--- start of The data ---

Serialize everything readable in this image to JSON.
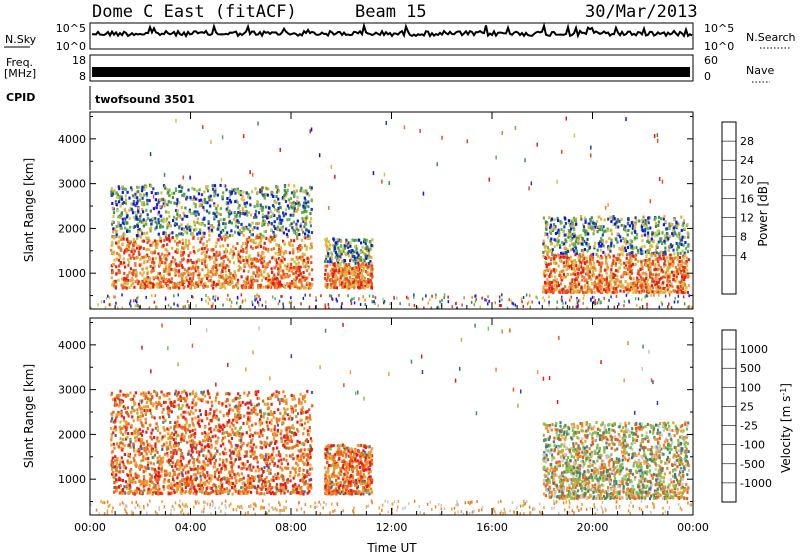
{
  "header": {
    "title": "Dome C East (fitACF)",
    "beam": "Beam 15",
    "date": "30/Mar/2013"
  },
  "top_panels": {
    "nsky_label": "N.Sky",
    "nsky_ticks": [
      "10^5",
      "10^0"
    ],
    "nsearch_label": "N.Search",
    "nsearch_ticks": [
      "10^5",
      "10^0"
    ],
    "freq_label_1": "Freq.",
    "freq_label_2": "[MHz]",
    "freq_ticks": [
      "18",
      "8"
    ],
    "nave_label": "Nave",
    "nave_ticks": [
      "60",
      "0"
    ],
    "cpid_label": "CPID",
    "cpid_value": "twofsound 3501"
  },
  "colors": {
    "power_scale": [
      "#0a14ff",
      "#1a47a8",
      "#3e8f4d",
      "#5fb44a",
      "#c8c84a",
      "#f0a83c",
      "#f07a2a",
      "#e84a1e",
      "#e81818"
    ],
    "velocity_scale": [
      "#2a3cd0",
      "#3a6aa6",
      "#4a8a6a",
      "#7cc64a",
      "#c8c8c8",
      "#f0a030",
      "#f08020",
      "#e85a20",
      "#e81818"
    ]
  },
  "chart_data": [
    {
      "type": "heatmap",
      "name": "power",
      "ylabel": "Slant Range [km]",
      "yticks": [
        "1000",
        "2000",
        "3000",
        "4000"
      ],
      "ylim": [
        200,
        4600
      ],
      "xlim_hours": [
        0,
        24
      ],
      "colorbar_label": "Power [dB]",
      "colorbar_ticks": [
        "4",
        "8",
        "12",
        "16",
        "20",
        "24",
        "28"
      ],
      "echo_regions": [
        {
          "t_start": 0.8,
          "t_end": 8.8,
          "range_min": 700,
          "range_max": 3000
        },
        {
          "t_start": 9.3,
          "t_end": 11.2,
          "range_min": 700,
          "range_max": 1800
        },
        {
          "t_start": 18.0,
          "t_end": 23.8,
          "range_min": 600,
          "range_max": 2300
        }
      ]
    },
    {
      "type": "heatmap",
      "name": "velocity",
      "ylabel": "Slant Range [km]",
      "yticks": [
        "1000",
        "2000",
        "3000",
        "4000"
      ],
      "ylim": [
        200,
        4600
      ],
      "xlim_hours": [
        0,
        24
      ],
      "colorbar_label": "Velocity [m s^-1]",
      "colorbar_ticks": [
        "1000",
        "500",
        "100",
        "25",
        "-25",
        "-100",
        "-500",
        "-1000"
      ],
      "echo_regions": [
        {
          "t_start": 0.8,
          "t_end": 8.8,
          "range_min": 700,
          "range_max": 3000
        },
        {
          "t_start": 9.3,
          "t_end": 11.2,
          "range_min": 700,
          "range_max": 1800
        },
        {
          "t_start": 18.0,
          "t_end": 23.8,
          "range_min": 600,
          "range_max": 2300
        }
      ]
    }
  ],
  "xaxis": {
    "ticks": [
      "00:00",
      "04:00",
      "08:00",
      "12:00",
      "16:00",
      "20:00",
      "00:00"
    ],
    "label": "Time UT"
  }
}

--- end of The data ---

Objective:
What comes back should match the records exactly, minus any pictures.

The output:
Serialize everything readable in this image to JSON.
{
  "header": {
    "title": "Dome C East (fitACF)",
    "beam": "Beam 15",
    "date": "30/Mar/2013"
  },
  "top_panels": {
    "nsky_label": "N.Sky",
    "nsky_ticks": [
      "10^5",
      "10^0"
    ],
    "nsearch_label": "N.Search",
    "nsearch_ticks": [
      "10^5",
      "10^0"
    ],
    "freq_label_1": "Freq.",
    "freq_label_2": "[MHz]",
    "freq_ticks": [
      "18",
      "8"
    ],
    "nave_label": "Nave",
    "nave_ticks": [
      "60",
      "0"
    ],
    "cpid_label": "CPID",
    "cpid_value": "twofsound 3501"
  },
  "colors": {
    "power_scale": [
      "#0a14ff",
      "#1a47a8",
      "#3e8f4d",
      "#5fb44a",
      "#c8c84a",
      "#f0a83c",
      "#f07a2a",
      "#e84a1e",
      "#e81818"
    ],
    "velocity_scale": [
      "#2a3cd0",
      "#3a6aa6",
      "#4a8a6a",
      "#7cc64a",
      "#c8c8c8",
      "#f0a030",
      "#f08020",
      "#e85a20",
      "#e81818"
    ]
  },
  "chart_data": [
    {
      "type": "heatmap",
      "name": "power",
      "ylabel": "Slant Range [km]",
      "yticks": [
        "1000",
        "2000",
        "3000",
        "4000"
      ],
      "ylim": [
        200,
        4600
      ],
      "xlim_hours": [
        0,
        24
      ],
      "colorbar_label": "Power [dB]",
      "colorbar_ticks": [
        "4",
        "8",
        "12",
        "16",
        "20",
        "24",
        "28"
      ],
      "echo_regions": [
        {
          "t_start": 0.8,
          "t_end": 8.8,
          "range_min": 700,
          "range_max": 3000
        },
        {
          "t_start": 9.3,
          "t_end": 11.2,
          "range_min": 700,
          "range_max": 1800
        },
        {
          "t_start": 18.0,
          "t_end": 23.8,
          "range_min": 600,
          "range_max": 2300
        }
      ]
    },
    {
      "type": "heatmap",
      "name": "velocity",
      "ylabel": "Slant Range [km]",
      "yticks": [
        "1000",
        "2000",
        "3000",
        "4000"
      ],
      "ylim": [
        200,
        4600
      ],
      "xlim_hours": [
        0,
        24
      ],
      "colorbar_label": "Velocity [m s^-1]",
      "colorbar_ticks": [
        "1000",
        "500",
        "100",
        "25",
        "-25",
        "-100",
        "-500",
        "-1000"
      ],
      "echo_regions": [
        {
          "t_start": 0.8,
          "t_end": 8.8,
          "range_min": 700,
          "range_max": 3000
        },
        {
          "t_start": 9.3,
          "t_end": 11.2,
          "range_min": 700,
          "range_max": 1800
        },
        {
          "t_start": 18.0,
          "t_end": 23.8,
          "range_min": 600,
          "range_max": 2300
        }
      ]
    }
  ],
  "xaxis": {
    "ticks": [
      "00:00",
      "04:00",
      "08:00",
      "12:00",
      "16:00",
      "20:00",
      "00:00"
    ],
    "label": "Time UT"
  }
}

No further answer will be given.